Figure dataset records:
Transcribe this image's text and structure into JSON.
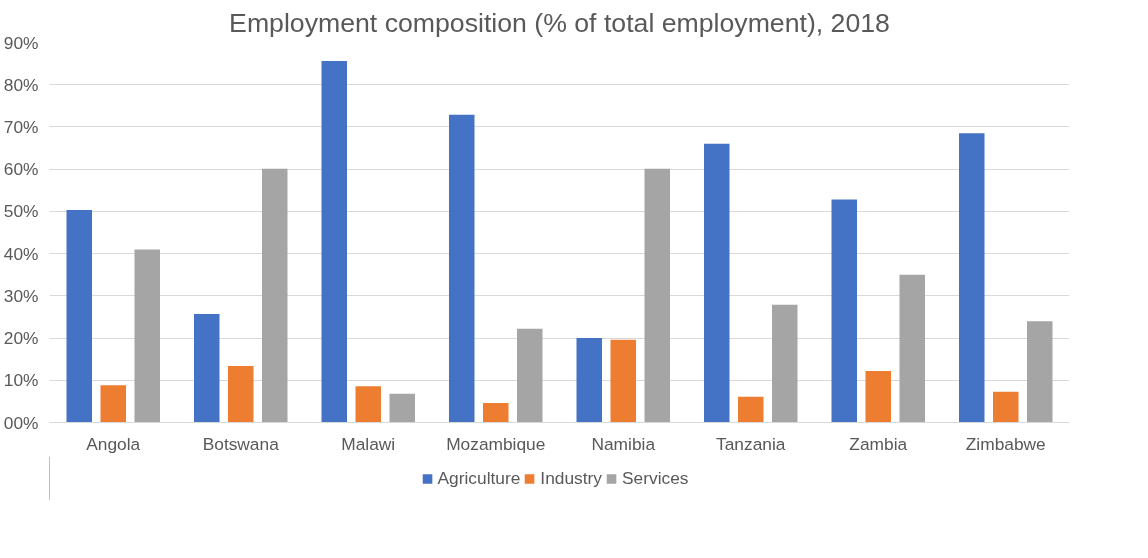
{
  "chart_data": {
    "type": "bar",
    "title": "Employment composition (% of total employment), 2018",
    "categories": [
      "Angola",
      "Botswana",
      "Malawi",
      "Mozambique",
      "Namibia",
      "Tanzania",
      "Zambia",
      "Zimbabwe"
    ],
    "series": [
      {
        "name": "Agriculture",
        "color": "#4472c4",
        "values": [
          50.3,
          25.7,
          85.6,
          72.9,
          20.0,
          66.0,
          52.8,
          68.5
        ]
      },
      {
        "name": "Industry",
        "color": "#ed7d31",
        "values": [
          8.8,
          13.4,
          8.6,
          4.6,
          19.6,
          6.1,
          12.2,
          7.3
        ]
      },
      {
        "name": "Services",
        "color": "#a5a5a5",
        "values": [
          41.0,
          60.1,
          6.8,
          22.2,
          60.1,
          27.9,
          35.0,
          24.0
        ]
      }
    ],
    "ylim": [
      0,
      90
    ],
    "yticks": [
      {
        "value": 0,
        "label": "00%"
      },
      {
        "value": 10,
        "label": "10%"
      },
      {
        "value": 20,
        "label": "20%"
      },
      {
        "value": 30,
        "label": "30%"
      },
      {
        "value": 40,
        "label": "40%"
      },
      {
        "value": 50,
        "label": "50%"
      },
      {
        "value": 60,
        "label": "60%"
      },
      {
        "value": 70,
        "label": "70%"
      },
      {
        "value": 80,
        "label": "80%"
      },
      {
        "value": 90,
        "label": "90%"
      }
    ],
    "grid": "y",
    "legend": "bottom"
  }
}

Exercise:
Copy each line in full and exactly, omitting any picture.

Right answer:
Transcribe this image's text and structure into JSON.
{
  "chart_data": {
    "type": "bar",
    "title": "Employment composition (% of total employment), 2018",
    "categories": [
      "Angola",
      "Botswana",
      "Malawi",
      "Mozambique",
      "Namibia",
      "Tanzania",
      "Zambia",
      "Zimbabwe"
    ],
    "series": [
      {
        "name": "Agriculture",
        "color": "#4472c4",
        "values": [
          50.3,
          25.7,
          85.6,
          72.9,
          20.0,
          66.0,
          52.8,
          68.5
        ]
      },
      {
        "name": "Industry",
        "color": "#ed7d31",
        "values": [
          8.8,
          13.4,
          8.6,
          4.6,
          19.6,
          6.1,
          12.2,
          7.3
        ]
      },
      {
        "name": "Services",
        "color": "#a5a5a5",
        "values": [
          41.0,
          60.1,
          6.8,
          22.2,
          60.1,
          27.9,
          35.0,
          24.0
        ]
      }
    ],
    "ylim": [
      0,
      90
    ],
    "yticks": [
      {
        "value": 0,
        "label": "00%"
      },
      {
        "value": 10,
        "label": "10%"
      },
      {
        "value": 20,
        "label": "20%"
      },
      {
        "value": 30,
        "label": "30%"
      },
      {
        "value": 40,
        "label": "40%"
      },
      {
        "value": 50,
        "label": "50%"
      },
      {
        "value": 60,
        "label": "60%"
      },
      {
        "value": 70,
        "label": "70%"
      },
      {
        "value": 80,
        "label": "80%"
      },
      {
        "value": 90,
        "label": "90%"
      }
    ],
    "grid": "y",
    "legend": "bottom"
  }
}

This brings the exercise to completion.